TO BE DONE >>
Check every line for the word "colors" and state how many lines have it. Reply with the number alone.

[Dataset records]
......

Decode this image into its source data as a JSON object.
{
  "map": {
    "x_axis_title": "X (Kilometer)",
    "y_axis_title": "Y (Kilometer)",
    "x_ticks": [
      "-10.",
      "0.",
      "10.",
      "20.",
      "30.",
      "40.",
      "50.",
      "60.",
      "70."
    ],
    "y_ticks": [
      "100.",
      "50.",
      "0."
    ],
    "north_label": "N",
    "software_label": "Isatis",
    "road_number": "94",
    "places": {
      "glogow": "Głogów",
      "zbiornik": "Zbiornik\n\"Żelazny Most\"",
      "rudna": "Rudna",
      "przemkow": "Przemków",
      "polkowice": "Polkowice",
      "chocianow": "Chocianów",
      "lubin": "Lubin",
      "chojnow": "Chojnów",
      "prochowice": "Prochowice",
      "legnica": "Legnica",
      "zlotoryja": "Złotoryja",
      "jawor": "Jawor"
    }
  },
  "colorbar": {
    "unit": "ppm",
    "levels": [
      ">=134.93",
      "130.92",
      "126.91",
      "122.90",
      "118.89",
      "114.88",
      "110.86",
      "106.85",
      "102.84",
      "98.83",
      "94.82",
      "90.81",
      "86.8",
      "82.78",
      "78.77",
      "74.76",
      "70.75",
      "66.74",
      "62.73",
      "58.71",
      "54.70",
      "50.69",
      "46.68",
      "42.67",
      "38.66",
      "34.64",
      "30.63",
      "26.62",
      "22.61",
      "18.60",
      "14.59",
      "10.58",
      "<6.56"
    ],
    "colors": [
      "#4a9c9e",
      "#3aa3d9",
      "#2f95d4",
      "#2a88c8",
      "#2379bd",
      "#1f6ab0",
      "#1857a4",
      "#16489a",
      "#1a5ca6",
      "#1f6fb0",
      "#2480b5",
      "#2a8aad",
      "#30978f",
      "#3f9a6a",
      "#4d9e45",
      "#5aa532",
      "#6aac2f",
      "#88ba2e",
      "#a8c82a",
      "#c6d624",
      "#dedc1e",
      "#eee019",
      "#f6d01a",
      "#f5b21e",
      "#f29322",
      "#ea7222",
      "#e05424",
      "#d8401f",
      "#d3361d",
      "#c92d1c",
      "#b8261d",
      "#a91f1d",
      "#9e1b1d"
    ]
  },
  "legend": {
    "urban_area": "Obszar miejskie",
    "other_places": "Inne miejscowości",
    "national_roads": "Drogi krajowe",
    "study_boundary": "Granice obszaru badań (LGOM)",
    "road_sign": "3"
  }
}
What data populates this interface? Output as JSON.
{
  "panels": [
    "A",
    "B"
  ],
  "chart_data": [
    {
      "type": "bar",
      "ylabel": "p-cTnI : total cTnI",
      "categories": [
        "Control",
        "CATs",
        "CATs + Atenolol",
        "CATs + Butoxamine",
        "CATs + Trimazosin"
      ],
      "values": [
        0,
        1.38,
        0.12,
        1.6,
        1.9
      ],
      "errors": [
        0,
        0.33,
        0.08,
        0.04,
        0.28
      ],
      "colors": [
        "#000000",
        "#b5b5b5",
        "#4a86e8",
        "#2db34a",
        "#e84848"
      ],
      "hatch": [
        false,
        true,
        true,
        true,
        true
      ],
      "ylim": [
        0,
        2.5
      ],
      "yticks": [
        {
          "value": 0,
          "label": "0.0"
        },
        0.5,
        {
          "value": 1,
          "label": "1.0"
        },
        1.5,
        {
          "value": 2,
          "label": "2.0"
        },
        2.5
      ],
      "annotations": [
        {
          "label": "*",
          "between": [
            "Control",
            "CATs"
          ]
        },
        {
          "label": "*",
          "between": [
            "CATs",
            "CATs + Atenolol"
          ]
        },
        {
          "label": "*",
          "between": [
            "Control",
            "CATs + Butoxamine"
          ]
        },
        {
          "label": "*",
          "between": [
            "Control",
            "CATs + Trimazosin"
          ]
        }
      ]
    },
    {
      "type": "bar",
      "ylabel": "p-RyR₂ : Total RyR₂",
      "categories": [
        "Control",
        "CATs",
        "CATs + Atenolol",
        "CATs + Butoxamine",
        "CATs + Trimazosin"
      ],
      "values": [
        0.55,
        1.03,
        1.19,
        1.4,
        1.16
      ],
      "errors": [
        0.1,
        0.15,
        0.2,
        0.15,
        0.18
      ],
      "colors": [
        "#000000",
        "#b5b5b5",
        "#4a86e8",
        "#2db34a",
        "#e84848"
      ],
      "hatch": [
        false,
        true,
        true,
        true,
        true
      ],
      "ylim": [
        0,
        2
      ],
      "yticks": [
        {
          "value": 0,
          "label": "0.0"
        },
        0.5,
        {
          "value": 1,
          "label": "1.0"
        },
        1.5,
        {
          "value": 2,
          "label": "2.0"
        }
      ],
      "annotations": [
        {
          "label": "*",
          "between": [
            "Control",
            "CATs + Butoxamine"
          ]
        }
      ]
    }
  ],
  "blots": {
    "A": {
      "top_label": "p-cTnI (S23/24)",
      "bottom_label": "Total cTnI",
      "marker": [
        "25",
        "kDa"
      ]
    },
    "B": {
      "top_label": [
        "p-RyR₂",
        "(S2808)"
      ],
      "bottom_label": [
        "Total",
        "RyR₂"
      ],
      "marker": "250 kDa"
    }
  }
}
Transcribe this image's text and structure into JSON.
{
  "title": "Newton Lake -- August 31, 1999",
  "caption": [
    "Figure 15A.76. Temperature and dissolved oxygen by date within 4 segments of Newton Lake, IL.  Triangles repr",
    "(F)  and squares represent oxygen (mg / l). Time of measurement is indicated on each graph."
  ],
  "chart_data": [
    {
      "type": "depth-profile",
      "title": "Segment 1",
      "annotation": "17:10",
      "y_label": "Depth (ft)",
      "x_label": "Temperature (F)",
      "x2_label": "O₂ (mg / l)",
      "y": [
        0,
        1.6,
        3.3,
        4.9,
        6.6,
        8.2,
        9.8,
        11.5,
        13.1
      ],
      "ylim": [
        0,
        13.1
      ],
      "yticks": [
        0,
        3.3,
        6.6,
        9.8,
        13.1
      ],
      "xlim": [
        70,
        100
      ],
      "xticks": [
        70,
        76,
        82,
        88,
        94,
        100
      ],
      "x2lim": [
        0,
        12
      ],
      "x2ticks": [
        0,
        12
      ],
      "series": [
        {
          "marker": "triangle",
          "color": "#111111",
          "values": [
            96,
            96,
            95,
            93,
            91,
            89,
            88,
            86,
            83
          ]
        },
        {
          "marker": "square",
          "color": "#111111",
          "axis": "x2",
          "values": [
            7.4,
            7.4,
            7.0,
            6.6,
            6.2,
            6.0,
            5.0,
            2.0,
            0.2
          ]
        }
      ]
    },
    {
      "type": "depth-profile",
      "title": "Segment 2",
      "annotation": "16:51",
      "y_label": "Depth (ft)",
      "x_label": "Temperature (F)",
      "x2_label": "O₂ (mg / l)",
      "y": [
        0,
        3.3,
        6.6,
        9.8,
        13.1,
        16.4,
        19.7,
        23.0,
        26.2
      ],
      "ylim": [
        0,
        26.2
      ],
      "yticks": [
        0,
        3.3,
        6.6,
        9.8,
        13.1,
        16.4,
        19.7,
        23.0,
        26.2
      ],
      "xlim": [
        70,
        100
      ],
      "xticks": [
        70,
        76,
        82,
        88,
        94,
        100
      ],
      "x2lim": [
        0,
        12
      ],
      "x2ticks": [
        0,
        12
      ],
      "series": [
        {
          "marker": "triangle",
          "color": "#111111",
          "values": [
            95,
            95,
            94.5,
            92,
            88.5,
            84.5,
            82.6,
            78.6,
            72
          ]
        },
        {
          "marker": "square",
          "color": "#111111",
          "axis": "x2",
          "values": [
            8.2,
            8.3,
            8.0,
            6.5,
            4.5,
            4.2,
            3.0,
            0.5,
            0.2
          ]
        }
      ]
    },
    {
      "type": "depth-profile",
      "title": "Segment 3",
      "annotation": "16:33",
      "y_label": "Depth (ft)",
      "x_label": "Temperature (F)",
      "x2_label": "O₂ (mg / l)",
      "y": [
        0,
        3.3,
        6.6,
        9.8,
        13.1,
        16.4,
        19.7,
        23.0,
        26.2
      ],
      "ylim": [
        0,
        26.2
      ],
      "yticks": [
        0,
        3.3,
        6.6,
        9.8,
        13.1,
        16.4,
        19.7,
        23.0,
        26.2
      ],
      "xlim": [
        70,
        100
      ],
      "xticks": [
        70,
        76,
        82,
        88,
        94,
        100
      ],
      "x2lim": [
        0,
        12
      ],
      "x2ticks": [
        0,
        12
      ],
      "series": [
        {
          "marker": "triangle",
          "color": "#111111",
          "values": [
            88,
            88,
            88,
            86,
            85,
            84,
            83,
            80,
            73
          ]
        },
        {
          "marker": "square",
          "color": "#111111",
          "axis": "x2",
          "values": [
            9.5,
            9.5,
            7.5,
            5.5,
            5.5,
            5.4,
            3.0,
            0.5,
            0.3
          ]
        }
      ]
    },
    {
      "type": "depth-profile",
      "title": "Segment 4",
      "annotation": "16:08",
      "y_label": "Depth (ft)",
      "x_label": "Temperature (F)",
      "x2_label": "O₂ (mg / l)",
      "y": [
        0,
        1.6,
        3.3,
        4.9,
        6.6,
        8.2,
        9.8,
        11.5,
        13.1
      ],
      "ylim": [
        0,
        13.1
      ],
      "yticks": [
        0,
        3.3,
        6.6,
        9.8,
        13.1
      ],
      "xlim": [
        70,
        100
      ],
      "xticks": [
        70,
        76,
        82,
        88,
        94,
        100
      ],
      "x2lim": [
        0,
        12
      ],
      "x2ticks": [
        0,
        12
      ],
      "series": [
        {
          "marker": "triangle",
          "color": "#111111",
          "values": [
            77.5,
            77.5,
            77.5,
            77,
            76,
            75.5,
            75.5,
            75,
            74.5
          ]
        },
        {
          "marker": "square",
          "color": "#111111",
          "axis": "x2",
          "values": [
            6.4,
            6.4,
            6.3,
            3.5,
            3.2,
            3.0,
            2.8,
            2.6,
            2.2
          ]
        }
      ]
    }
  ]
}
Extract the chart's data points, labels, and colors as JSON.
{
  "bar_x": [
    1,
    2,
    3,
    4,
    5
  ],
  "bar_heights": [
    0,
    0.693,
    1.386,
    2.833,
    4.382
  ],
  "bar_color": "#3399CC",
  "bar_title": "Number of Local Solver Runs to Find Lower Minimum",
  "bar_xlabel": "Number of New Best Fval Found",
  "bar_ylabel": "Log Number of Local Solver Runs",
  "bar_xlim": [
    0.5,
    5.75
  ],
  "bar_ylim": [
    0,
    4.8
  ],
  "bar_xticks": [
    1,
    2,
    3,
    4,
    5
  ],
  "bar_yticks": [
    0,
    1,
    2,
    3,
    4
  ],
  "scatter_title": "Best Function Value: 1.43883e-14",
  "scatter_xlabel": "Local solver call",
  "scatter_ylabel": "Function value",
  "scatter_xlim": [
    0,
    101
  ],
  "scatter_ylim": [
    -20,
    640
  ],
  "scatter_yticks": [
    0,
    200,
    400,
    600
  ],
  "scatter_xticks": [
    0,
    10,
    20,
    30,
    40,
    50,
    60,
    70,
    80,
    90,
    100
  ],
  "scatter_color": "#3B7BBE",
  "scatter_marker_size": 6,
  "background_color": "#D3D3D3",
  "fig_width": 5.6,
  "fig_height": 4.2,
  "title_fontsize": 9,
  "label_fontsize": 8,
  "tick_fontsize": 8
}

......

THE REPLY >>
4